__Stored items from a collection__
== == ==

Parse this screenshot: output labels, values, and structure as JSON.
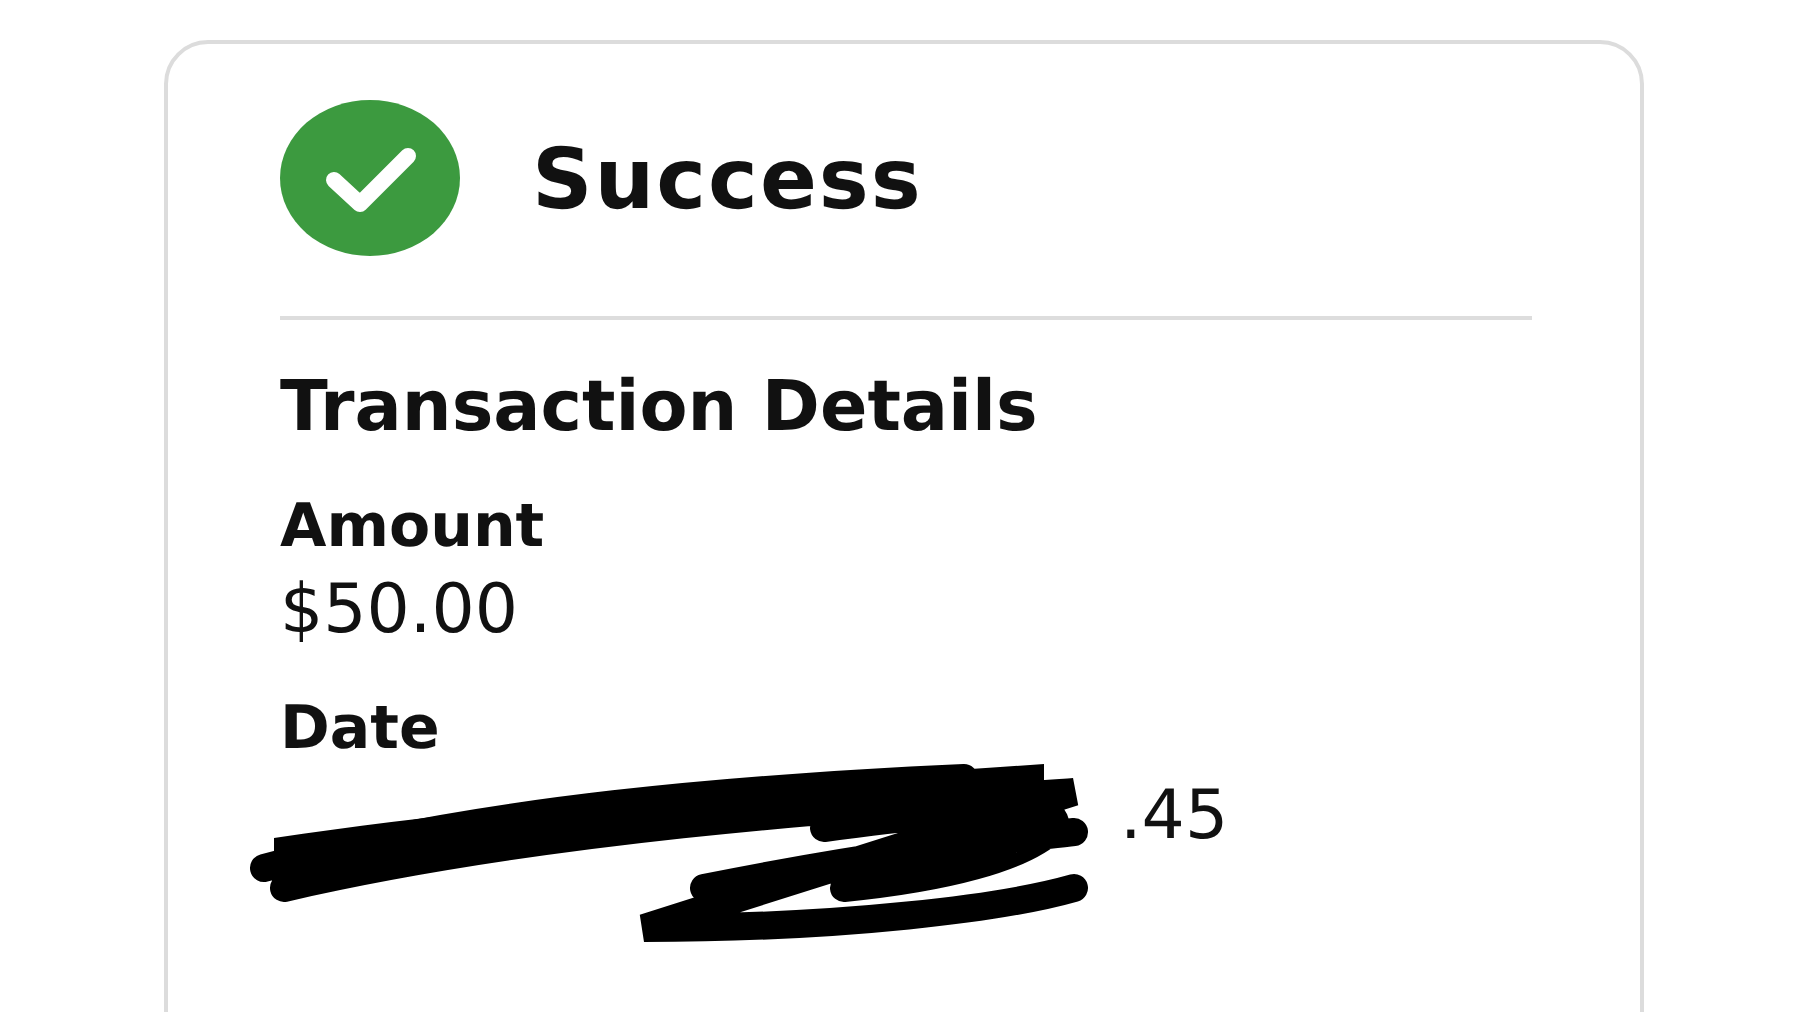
{
  "status": {
    "title": "Success"
  },
  "details": {
    "heading": "Transaction Details",
    "fields": [
      {
        "label": "Amount",
        "value": "$50.00"
      },
      {
        "label": "Date",
        "value": ".45",
        "redacted": true
      }
    ]
  }
}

== == ==

Transcribe the records word for word and include no pictures.

__ANSWER__
Parse this screenshot: output labels, values, and structure as JSON.
{
  "status": {
    "title": "Success"
  },
  "details": {
    "heading": "Transaction Details",
    "fields": [
      {
        "label": "Amount",
        "value": "$50.00"
      },
      {
        "label": "Date",
        "value": ".45",
        "redacted": true
      }
    ]
  }
}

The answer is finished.